● **WHAT THIS TASK INVOLVES**:
Reproduce the listing below word for word, with no pictures.

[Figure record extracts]
• • •

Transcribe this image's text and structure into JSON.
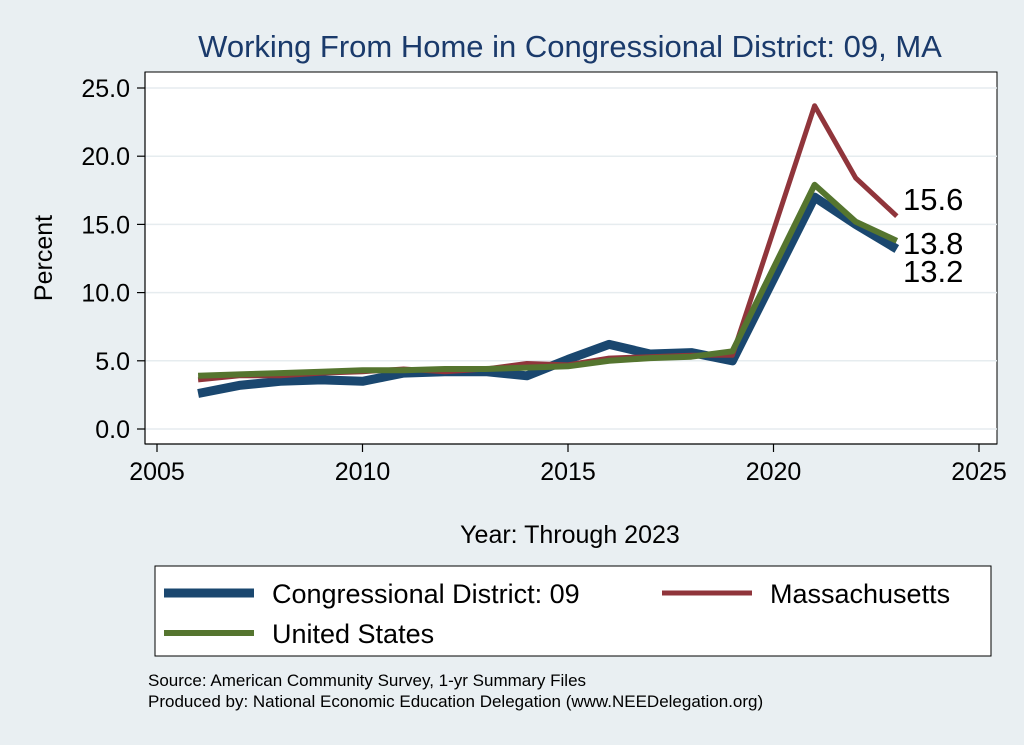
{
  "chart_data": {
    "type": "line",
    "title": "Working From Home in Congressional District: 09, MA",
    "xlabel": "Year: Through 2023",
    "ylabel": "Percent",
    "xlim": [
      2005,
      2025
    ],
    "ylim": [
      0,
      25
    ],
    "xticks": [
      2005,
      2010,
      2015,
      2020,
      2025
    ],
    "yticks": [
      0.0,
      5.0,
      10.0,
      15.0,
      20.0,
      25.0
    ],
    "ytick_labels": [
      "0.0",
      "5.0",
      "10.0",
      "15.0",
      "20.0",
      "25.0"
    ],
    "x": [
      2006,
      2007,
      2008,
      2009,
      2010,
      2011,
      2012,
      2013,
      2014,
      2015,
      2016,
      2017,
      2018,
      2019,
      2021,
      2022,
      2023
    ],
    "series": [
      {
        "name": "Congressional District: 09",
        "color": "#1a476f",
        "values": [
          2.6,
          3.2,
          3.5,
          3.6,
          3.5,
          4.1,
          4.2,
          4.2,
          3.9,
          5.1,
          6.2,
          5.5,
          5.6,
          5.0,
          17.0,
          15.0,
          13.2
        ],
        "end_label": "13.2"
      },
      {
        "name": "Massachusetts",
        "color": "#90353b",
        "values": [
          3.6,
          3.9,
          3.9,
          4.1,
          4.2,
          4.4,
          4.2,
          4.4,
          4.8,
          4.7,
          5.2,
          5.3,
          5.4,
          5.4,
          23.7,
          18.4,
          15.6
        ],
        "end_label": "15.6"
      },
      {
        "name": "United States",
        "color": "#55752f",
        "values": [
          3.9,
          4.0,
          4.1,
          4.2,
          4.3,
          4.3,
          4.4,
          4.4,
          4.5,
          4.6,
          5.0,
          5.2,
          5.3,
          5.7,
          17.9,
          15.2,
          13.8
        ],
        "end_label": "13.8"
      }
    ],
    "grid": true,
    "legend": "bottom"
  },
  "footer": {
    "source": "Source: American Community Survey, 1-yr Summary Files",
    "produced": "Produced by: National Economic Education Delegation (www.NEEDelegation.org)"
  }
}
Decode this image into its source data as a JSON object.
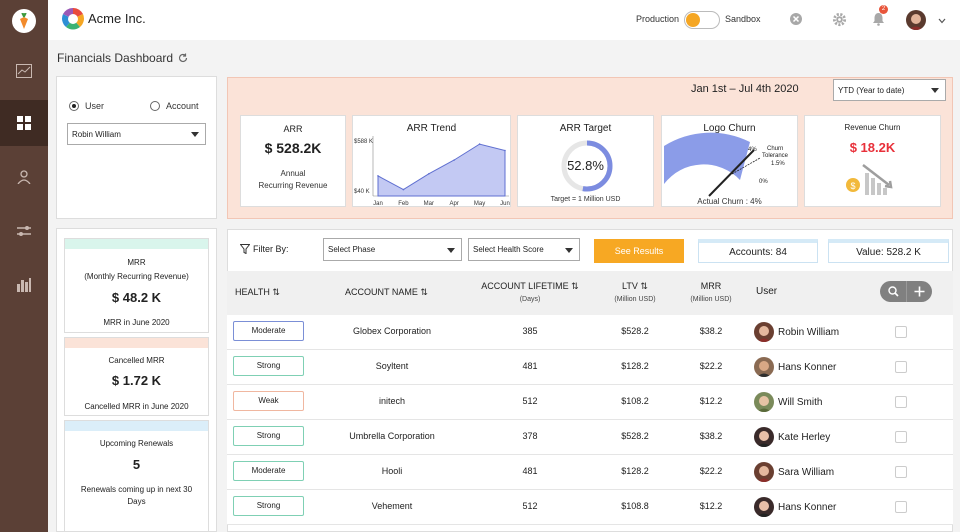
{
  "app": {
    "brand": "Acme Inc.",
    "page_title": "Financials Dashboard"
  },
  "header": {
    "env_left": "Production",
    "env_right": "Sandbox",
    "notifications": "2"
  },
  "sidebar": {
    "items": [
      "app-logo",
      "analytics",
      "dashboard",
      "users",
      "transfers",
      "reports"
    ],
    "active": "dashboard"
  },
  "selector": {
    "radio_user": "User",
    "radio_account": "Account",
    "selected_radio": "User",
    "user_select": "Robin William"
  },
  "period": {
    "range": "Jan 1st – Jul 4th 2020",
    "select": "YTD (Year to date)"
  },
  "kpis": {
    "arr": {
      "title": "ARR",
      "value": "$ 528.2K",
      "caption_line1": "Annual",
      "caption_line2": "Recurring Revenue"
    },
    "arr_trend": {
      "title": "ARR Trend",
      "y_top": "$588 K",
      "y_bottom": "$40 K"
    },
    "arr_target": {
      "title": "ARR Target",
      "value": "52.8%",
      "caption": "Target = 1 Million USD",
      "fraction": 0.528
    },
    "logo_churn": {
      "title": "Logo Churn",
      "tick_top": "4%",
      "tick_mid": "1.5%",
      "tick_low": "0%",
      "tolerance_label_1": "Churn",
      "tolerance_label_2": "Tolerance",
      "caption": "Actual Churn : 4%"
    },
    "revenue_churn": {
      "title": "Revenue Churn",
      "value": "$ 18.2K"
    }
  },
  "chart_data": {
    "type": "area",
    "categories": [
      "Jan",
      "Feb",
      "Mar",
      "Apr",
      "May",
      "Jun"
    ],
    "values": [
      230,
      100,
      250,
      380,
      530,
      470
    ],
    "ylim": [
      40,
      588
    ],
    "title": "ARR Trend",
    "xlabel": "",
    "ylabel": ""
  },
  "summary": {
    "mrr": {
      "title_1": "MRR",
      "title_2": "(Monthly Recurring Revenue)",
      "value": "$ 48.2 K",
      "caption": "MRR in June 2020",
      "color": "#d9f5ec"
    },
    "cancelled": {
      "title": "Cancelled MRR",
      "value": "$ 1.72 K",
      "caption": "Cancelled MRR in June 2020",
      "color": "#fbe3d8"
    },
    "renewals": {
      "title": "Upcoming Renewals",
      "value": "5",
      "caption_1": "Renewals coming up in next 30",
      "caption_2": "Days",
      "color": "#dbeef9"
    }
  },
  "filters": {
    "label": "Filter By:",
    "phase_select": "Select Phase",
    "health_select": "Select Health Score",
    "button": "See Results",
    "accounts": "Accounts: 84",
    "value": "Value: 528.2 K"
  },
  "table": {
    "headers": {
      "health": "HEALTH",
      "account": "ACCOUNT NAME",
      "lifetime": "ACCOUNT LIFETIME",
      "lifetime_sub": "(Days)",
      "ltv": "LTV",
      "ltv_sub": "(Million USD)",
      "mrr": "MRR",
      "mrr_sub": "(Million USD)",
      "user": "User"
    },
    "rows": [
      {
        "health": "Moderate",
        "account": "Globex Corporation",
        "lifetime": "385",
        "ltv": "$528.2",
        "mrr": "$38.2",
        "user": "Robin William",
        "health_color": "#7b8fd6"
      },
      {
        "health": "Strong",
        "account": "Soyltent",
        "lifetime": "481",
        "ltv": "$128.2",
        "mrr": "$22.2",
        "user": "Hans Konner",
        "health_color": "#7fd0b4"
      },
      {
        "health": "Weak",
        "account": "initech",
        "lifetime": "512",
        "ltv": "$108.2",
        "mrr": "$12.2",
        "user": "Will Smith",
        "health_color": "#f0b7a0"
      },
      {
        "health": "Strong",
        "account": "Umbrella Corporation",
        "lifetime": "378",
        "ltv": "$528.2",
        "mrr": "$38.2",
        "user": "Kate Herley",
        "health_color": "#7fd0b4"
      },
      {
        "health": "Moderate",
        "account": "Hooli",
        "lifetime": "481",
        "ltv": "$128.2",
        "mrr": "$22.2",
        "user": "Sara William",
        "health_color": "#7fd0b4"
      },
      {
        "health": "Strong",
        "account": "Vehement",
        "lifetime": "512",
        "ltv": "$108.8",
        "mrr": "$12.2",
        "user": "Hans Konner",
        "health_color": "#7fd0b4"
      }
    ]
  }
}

• • •

● **EXERCISE OUTPUT**:
Transcribe this image's text and structure into JSON.
{
  "chart_data": {
    "type": "line",
    "title": "Working From Home in Congressional District: 09, MA",
    "xlabel": "Year: Through 2023",
    "ylabel": "Percent",
    "xlim": [
      2005,
      2025
    ],
    "ylim": [
      0,
      25
    ],
    "xticks": [
      2005,
      2010,
      2015,
      2020,
      2025
    ],
    "yticks": [
      0.0,
      5.0,
      10.0,
      15.0,
      20.0,
      25.0
    ],
    "ytick_labels": [
      "0.0",
      "5.0",
      "10.0",
      "15.0",
      "20.0",
      "25.0"
    ],
    "x": [
      2006,
      2007,
      2008,
      2009,
      2010,
      2011,
      2012,
      2013,
      2014,
      2015,
      2016,
      2017,
      2018,
      2019,
      2021,
      2022,
      2023
    ],
    "series": [
      {
        "name": "Congressional District: 09",
        "color": "#1a476f",
        "values": [
          2.6,
          3.2,
          3.5,
          3.6,
          3.5,
          4.1,
          4.2,
          4.2,
          3.9,
          5.1,
          6.2,
          5.5,
          5.6,
          5.0,
          17.0,
          15.0,
          13.2
        ],
        "end_label": "13.2"
      },
      {
        "name": "Massachusetts",
        "color": "#90353b",
        "values": [
          3.6,
          3.9,
          3.9,
          4.1,
          4.2,
          4.4,
          4.2,
          4.4,
          4.8,
          4.7,
          5.2,
          5.3,
          5.4,
          5.4,
          23.7,
          18.4,
          15.6
        ],
        "end_label": "15.6"
      },
      {
        "name": "United States",
        "color": "#55752f",
        "values": [
          3.9,
          4.0,
          4.1,
          4.2,
          4.3,
          4.3,
          4.4,
          4.4,
          4.5,
          4.6,
          5.0,
          5.2,
          5.3,
          5.7,
          17.9,
          15.2,
          13.8
        ],
        "end_label": "13.8"
      }
    ],
    "grid": true,
    "legend": "bottom"
  },
  "footer": {
    "source": "Source: American Community Survey, 1-yr Summary Files",
    "produced": "Produced by: National Economic Education Delegation (www.NEEDelegation.org)"
  }
}
Decode this image into its source data as a JSON object.
{
  "app": {
    "brand": "Acme Inc.",
    "page_title": "Financials Dashboard"
  },
  "header": {
    "env_left": "Production",
    "env_right": "Sandbox",
    "notifications": "2"
  },
  "sidebar": {
    "items": [
      "app-logo",
      "analytics",
      "dashboard",
      "users",
      "transfers",
      "reports"
    ],
    "active": "dashboard"
  },
  "selector": {
    "radio_user": "User",
    "radio_account": "Account",
    "selected_radio": "User",
    "user_select": "Robin William"
  },
  "period": {
    "range": "Jan 1st – Jul 4th 2020",
    "select": "YTD (Year to date)"
  },
  "kpis": {
    "arr": {
      "title": "ARR",
      "value": "$ 528.2K",
      "caption_line1": "Annual",
      "caption_line2": "Recurring Revenue"
    },
    "arr_trend": {
      "title": "ARR Trend",
      "y_top": "$588 K",
      "y_bottom": "$40 K"
    },
    "arr_target": {
      "title": "ARR Target",
      "value": "52.8%",
      "caption": "Target = 1 Million USD",
      "fraction": 0.528
    },
    "logo_churn": {
      "title": "Logo Churn",
      "tick_top": "4%",
      "tick_mid": "1.5%",
      "tick_low": "0%",
      "tolerance_label_1": "Churn",
      "tolerance_label_2": "Tolerance",
      "caption": "Actual Churn : 4%"
    },
    "revenue_churn": {
      "title": "Revenue Churn",
      "value": "$ 18.2K"
    }
  },
  "chart_data": {
    "type": "area",
    "categories": [
      "Jan",
      "Feb",
      "Mar",
      "Apr",
      "May",
      "Jun"
    ],
    "values": [
      230,
      100,
      250,
      380,
      530,
      470
    ],
    "ylim": [
      40,
      588
    ],
    "title": "ARR Trend",
    "xlabel": "",
    "ylabel": ""
  },
  "summary": {
    "mrr": {
      "title_1": "MRR",
      "title_2": "(Monthly Recurring Revenue)",
      "value": "$ 48.2 K",
      "caption": "MRR in June 2020",
      "color": "#d9f5ec"
    },
    "cancelled": {
      "title": "Cancelled MRR",
      "value": "$ 1.72 K",
      "caption": "Cancelled MRR in June 2020",
      "color": "#fbe3d8"
    },
    "renewals": {
      "title": "Upcoming Renewals",
      "value": "5",
      "caption_1": "Renewals coming up in next 30",
      "caption_2": "Days",
      "color": "#dbeef9"
    }
  },
  "filters": {
    "label": "Filter By:",
    "phase_select": "Select Phase",
    "health_select": "Select Health Score",
    "button": "See Results",
    "accounts": "Accounts: 84",
    "value": "Value: 528.2 K"
  },
  "table": {
    "headers": {
      "health": "HEALTH",
      "account": "ACCOUNT NAME",
      "lifetime": "ACCOUNT LIFETIME",
      "lifetime_sub": "(Days)",
      "ltv": "LTV",
      "ltv_sub": "(Million USD)",
      "mrr": "MRR",
      "mrr_sub": "(Million USD)",
      "user": "User"
    },
    "rows": [
      {
        "health": "Moderate",
        "account": "Globex Corporation",
        "lifetime": "385",
        "ltv": "$528.2",
        "mrr": "$38.2",
        "user": "Robin William",
        "health_color": "#7b8fd6"
      },
      {
        "health": "Strong",
        "account": "Soyltent",
        "lifetime": "481",
        "ltv": "$128.2",
        "mrr": "$22.2",
        "user": "Hans Konner",
        "health_color": "#7fd0b4"
      },
      {
        "health": "Weak",
        "account": "initech",
        "lifetime": "512",
        "ltv": "$108.2",
        "mrr": "$12.2",
        "user": "Will Smith",
        "health_color": "#f0b7a0"
      },
      {
        "health": "Strong",
        "account": "Umbrella Corporation",
        "lifetime": "378",
        "ltv": "$528.2",
        "mrr": "$38.2",
        "user": "Kate Herley",
        "health_color": "#7fd0b4"
      },
      {
        "health": "Moderate",
        "account": "Hooli",
        "lifetime": "481",
        "ltv": "$128.2",
        "mrr": "$22.2",
        "user": "Sara William",
        "health_color": "#7fd0b4"
      },
      {
        "health": "Strong",
        "account": "Vehement",
        "lifetime": "512",
        "ltv": "$108.8",
        "mrr": "$12.2",
        "user": "Hans Konner",
        "health_color": "#7fd0b4"
      }
    ]
  }
}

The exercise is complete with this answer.